** START OF SUPPLIED TEXT **
I think a bath bench might work but I have a stool - too small lol!


----------



## Pamela (Sep 9, 2008)

I was thinking about bathing today but its SNOWING AGAIN! LOL


----------



## skinnydoggz (Jan 9, 2011)

Pamela said:


> yes - that is what I was thinking of too - m aybe someone will invent it! lol I have a corner shower also which makes it difficult for it to even be longer lol although I can bathe them in there sitting on a stool (me) but still have to bend to get the legs - unless I use the rapid bath - thinking about taking it from the big tub upstairs and putting in my shower. Don't want to use the big tub because my daughter and her husband live up there now and don't want my dogs tracking water through.


We have more in common...I also have a full bath upstairs, where my older son lives, but he uses the shower downstairs because when he uses the tub/shower upstairs, I can hear what sounds like water dripping. I don't know if there's a leak or if it's just the pipes making that noise. Since the downstairs bathroom has recently been completely redone (incl. new ceiling & walls), I don't want to risk a leak ruining it. A plumber isn't in the budget right now. I bathed my Afghan hound in the corner shower last summer after a run in with a skunk, and I got _soaked_! She's due for a bath again since I no longer work at a grooming shop, so I'll have to get soaked again unless I can figure out a way to keep the water from splashing out of the stall. My spoo is still tiny, so I can wash her in the kitchen sink for now.
** END OF SUPPLIED TEXT **
** START OF RECORDS **
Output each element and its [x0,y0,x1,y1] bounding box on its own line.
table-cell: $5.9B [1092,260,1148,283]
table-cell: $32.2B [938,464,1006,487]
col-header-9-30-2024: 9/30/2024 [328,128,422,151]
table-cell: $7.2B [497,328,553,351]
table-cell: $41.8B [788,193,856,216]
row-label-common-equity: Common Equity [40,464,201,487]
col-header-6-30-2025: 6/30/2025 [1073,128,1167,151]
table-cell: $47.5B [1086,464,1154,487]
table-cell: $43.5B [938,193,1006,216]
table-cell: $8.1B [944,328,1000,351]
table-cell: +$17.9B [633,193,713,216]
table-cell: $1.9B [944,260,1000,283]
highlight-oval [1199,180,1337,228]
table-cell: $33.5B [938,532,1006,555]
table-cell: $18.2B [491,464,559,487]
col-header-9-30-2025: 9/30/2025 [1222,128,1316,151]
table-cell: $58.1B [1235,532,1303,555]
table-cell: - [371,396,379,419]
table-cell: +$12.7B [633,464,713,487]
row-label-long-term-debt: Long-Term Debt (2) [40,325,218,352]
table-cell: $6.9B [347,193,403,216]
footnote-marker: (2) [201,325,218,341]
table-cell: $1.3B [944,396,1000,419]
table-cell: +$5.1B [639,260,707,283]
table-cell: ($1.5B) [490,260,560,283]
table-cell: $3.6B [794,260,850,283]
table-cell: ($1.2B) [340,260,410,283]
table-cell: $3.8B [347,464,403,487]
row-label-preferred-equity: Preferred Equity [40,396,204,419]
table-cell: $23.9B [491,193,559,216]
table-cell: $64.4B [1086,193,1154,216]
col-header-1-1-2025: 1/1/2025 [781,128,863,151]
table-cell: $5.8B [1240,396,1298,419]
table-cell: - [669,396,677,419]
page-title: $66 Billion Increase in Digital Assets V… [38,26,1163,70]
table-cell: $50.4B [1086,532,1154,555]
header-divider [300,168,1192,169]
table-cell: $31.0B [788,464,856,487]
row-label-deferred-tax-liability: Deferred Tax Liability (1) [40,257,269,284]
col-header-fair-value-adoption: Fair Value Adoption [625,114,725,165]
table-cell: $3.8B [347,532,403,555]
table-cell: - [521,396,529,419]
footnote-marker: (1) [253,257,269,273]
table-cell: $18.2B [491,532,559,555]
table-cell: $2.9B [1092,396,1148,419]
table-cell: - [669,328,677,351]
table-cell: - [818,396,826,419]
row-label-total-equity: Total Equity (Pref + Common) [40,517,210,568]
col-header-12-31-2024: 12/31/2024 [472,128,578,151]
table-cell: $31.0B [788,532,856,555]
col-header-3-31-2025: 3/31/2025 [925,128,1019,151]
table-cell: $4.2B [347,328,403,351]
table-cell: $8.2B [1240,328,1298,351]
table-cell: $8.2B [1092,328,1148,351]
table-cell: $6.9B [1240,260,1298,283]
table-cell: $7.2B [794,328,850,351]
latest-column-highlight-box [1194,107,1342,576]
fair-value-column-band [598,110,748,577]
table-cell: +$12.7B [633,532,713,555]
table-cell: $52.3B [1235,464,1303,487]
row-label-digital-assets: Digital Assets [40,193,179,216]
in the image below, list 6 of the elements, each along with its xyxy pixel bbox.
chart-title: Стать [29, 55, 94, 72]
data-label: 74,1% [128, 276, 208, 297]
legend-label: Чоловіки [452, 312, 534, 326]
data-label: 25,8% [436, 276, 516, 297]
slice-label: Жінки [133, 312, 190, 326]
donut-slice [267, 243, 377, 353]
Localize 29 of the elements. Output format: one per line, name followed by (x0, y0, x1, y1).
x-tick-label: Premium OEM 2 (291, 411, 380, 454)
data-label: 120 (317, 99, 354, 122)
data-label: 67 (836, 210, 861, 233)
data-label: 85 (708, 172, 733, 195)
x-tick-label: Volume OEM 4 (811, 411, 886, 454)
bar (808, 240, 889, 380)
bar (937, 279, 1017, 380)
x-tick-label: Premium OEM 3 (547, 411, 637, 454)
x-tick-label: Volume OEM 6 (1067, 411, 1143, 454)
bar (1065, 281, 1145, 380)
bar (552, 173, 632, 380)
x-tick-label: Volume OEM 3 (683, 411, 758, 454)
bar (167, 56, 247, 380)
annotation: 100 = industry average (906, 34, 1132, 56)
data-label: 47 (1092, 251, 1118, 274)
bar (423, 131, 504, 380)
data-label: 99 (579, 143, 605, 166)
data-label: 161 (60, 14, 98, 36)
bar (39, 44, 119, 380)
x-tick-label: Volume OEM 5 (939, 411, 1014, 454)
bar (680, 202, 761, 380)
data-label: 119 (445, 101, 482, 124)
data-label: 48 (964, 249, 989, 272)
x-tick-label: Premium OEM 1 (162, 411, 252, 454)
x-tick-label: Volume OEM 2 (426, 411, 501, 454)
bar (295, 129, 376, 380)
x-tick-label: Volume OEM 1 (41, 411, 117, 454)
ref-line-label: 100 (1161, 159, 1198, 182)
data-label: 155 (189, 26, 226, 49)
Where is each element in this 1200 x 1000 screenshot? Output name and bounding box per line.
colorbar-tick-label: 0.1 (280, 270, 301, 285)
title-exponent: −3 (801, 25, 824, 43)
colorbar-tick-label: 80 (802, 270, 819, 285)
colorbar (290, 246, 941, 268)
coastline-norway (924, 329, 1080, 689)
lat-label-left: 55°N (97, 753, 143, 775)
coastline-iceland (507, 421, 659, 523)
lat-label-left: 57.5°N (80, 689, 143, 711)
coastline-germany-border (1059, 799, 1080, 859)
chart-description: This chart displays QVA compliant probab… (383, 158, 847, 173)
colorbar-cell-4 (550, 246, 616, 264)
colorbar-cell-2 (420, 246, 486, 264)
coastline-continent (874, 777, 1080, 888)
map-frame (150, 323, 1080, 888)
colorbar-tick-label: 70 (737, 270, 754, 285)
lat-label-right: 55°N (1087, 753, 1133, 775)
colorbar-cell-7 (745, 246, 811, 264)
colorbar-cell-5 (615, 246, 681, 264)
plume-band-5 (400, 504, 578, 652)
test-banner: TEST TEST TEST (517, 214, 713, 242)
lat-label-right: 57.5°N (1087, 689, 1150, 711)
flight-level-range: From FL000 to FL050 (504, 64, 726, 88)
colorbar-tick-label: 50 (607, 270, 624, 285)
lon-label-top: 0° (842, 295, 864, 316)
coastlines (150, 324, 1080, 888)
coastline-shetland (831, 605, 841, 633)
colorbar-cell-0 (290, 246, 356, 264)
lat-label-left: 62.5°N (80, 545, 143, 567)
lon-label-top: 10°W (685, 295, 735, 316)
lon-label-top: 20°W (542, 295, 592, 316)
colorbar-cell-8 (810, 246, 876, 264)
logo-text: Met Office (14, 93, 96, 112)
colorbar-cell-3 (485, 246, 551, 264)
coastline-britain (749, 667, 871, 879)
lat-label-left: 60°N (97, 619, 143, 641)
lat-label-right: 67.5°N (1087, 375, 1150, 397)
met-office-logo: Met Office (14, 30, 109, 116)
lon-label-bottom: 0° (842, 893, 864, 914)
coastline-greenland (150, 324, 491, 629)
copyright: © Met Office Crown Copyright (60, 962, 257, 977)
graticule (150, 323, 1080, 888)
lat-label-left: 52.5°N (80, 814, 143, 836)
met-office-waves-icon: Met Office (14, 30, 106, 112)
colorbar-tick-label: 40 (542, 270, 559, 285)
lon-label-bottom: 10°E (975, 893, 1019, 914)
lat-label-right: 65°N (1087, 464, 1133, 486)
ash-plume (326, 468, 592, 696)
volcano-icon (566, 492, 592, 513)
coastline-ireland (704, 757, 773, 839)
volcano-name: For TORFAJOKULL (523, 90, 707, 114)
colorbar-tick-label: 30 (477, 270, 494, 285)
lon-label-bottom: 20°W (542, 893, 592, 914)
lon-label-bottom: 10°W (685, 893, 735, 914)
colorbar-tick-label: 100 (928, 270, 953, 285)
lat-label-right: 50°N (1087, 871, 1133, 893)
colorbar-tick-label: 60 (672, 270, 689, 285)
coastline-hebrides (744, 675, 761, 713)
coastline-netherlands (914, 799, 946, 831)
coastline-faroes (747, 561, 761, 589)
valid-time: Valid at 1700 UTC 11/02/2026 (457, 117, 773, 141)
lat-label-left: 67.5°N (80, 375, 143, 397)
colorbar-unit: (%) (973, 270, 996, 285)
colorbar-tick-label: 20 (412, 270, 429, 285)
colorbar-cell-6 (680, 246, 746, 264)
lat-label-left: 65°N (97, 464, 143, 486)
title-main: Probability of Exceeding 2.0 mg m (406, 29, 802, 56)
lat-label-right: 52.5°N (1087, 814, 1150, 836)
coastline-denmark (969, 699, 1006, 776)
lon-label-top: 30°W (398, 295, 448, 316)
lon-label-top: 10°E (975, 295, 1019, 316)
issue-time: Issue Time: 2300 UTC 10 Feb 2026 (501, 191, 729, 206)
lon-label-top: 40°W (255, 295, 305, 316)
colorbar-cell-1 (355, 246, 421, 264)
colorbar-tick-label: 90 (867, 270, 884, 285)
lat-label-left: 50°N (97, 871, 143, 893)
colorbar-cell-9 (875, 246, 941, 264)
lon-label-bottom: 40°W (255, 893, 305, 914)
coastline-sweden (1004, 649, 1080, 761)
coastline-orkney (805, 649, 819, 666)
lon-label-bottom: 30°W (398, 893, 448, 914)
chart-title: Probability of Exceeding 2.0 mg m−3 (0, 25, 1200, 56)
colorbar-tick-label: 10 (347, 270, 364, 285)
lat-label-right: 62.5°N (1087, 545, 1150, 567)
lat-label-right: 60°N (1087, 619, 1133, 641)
** END OF RECORDS **
### EXERCISE TASK A
Change "big tub" to "main tub" in the dog-bathing thread from "## skinnydoggz (Jan" to "tracking water through.", and give that passage with the change made.
### EXERCISE TASK B
Write what comes next in the dog-bathing thread, starting after its last sentence.
The lines above come from a different source than the dog-bathing thread.

### WRITTEN RESPONSE A
## skinnydoggz (Jan 9, 2011)

Pamela said:


> yes - that is what I was thinking of too - m aybe someone will invent it! lol I have a corner shower also which makes it difficult for it to even be longer lol although I can bathe them in there sitting on a stool (me) but still have to bend to get the legs - unless I use the rapid bath - thinking about taking it from the main tub upstairs and putting in my shower. Don't want to use the main tub because my daughter and her husband live up there now and don't want my dogs tracking water through.

### WRITTEN RESPONSE B
I wonder if there's a way to make what you are looking for out of a bathroom shower chair. I got one for my mum that has adjustable legs. If the seat part is big enough for your dog to stand on, you could raise it to the highest position.


----------



## skinnydoggz (Jan 9, 2011)

Do you think this would work? Bathtub Transfer Bench/Bath Chair with Back Wide Seat Adjustable Seat Height Sure Gripped Legs Lightweight Durable rust-resistant Shower Bench


----------



## Pamela (Sep 9, 2008)

skinnydoggz said:


> Do you think this would work? Bathtub Transfer Bench/Bath Chair with Back Wide Seat Adjustable Seat Height Sure Gripped Legs Lightweight Durable rust-resistant Shower Bench


wow! I think that would work!!!! have to check it out more! thanks!


----------



## skinnydoggz (Jan 9, 2011)

I hope it does. It would be nice to be the one to help someone else for a change. In the short time I've belonged to this group, I've received tips and information from lots of wonderful poodle people.


----------



## Pamela (Sep 9, 2008)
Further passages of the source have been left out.